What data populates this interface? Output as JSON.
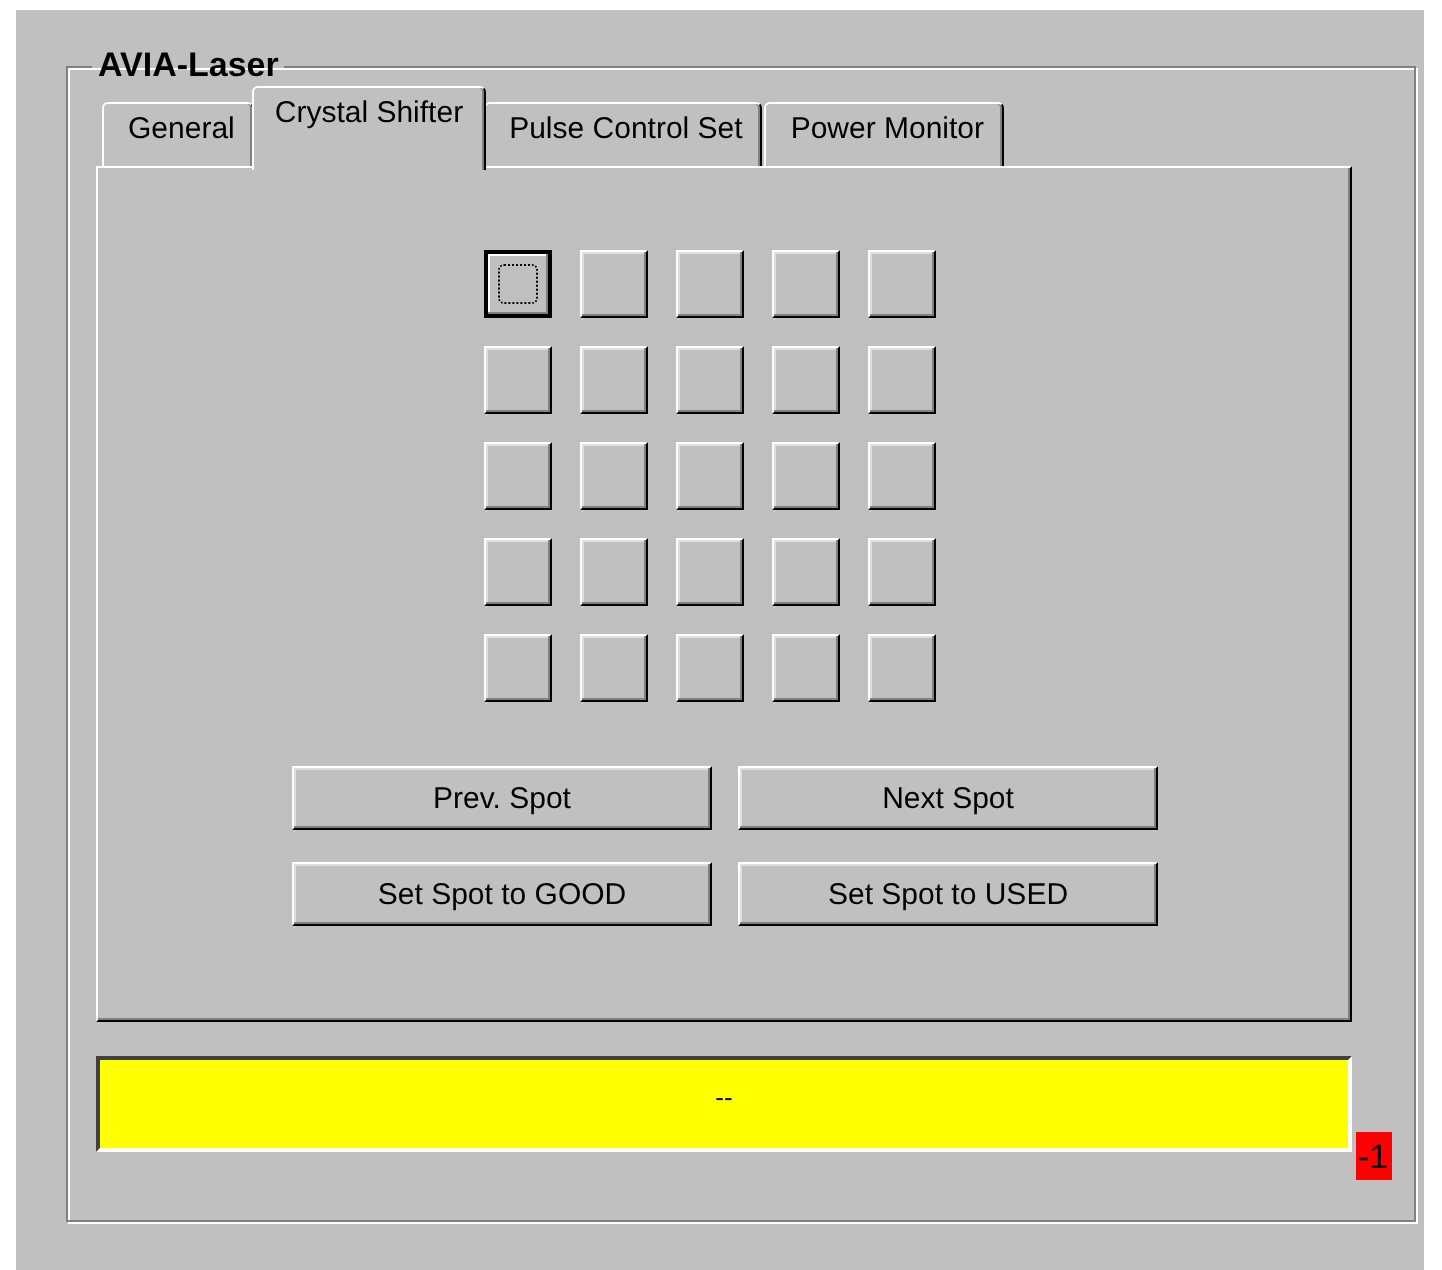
{
  "group": {
    "title": "AVIA-Laser"
  },
  "tabs": [
    {
      "label": "General",
      "selected": false
    },
    {
      "label": "Crystal Shifter",
      "selected": true
    },
    {
      "label": "Pulse Control Set",
      "selected": false
    },
    {
      "label": "Power Monitor",
      "selected": false
    }
  ],
  "spot_grid": [
    [
      {
        "focused": true
      },
      {
        "focused": false
      },
      {
        "focused": false
      },
      {
        "focused": false
      },
      {
        "focused": false
      }
    ],
    [
      {
        "focused": false
      },
      {
        "focused": false
      },
      {
        "focused": false
      },
      {
        "focused": false
      },
      {
        "focused": false
      }
    ],
    [
      {
        "focused": false
      },
      {
        "focused": false
      },
      {
        "focused": false
      },
      {
        "focused": false
      },
      {
        "focused": false
      }
    ],
    [
      {
        "focused": false
      },
      {
        "focused": false
      },
      {
        "focused": false
      },
      {
        "focused": false
      },
      {
        "focused": false
      }
    ],
    [
      {
        "focused": false
      },
      {
        "focused": false
      },
      {
        "focused": false
      },
      {
        "focused": false
      },
      {
        "focused": false
      }
    ]
  ],
  "buttons": [
    [
      "Prev. Spot",
      "Next Spot"
    ],
    [
      "Set Spot to GOOD",
      "Set Spot to USED"
    ]
  ],
  "status": {
    "text": "--",
    "color": "#ffff00"
  },
  "badge": {
    "text": "-1",
    "color": "#ff0000"
  }
}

───

- Goal of the exercise:
Leave the pictures out and reproduce all of the records exactly.

- Right answer:
What data populates this interface? Output as JSON.
{
  "group": {
    "title": "AVIA-Laser"
  },
  "tabs": [
    {
      "label": "General",
      "selected": false
    },
    {
      "label": "Crystal Shifter",
      "selected": true
    },
    {
      "label": "Pulse Control Set",
      "selected": false
    },
    {
      "label": "Power Monitor",
      "selected": false
    }
  ],
  "spot_grid": [
    [
      {
        "focused": true
      },
      {
        "focused": false
      },
      {
        "focused": false
      },
      {
        "focused": false
      },
      {
        "focused": false
      }
    ],
    [
      {
        "focused": false
      },
      {
        "focused": false
      },
      {
        "focused": false
      },
      {
        "focused": false
      },
      {
        "focused": false
      }
    ],
    [
      {
        "focused": false
      },
      {
        "focused": false
      },
      {
        "focused": false
      },
      {
        "focused": false
      },
      {
        "focused": false
      }
    ],
    [
      {
        "focused": false
      },
      {
        "focused": false
      },
      {
        "focused": false
      },
      {
        "focused": false
      },
      {
        "focused": false
      }
    ],
    [
      {
        "focused": false
      },
      {
        "focused": false
      },
      {
        "focused": false
      },
      {
        "focused": false
      },
      {
        "focused": false
      }
    ]
  ],
  "buttons": [
    [
      "Prev. Spot",
      "Next Spot"
    ],
    [
      "Set Spot to GOOD",
      "Set Spot to USED"
    ]
  ],
  "status": {
    "text": "--",
    "color": "#ffff00"
  },
  "badge": {
    "text": "-1",
    "color": "#ff0000"
  }
}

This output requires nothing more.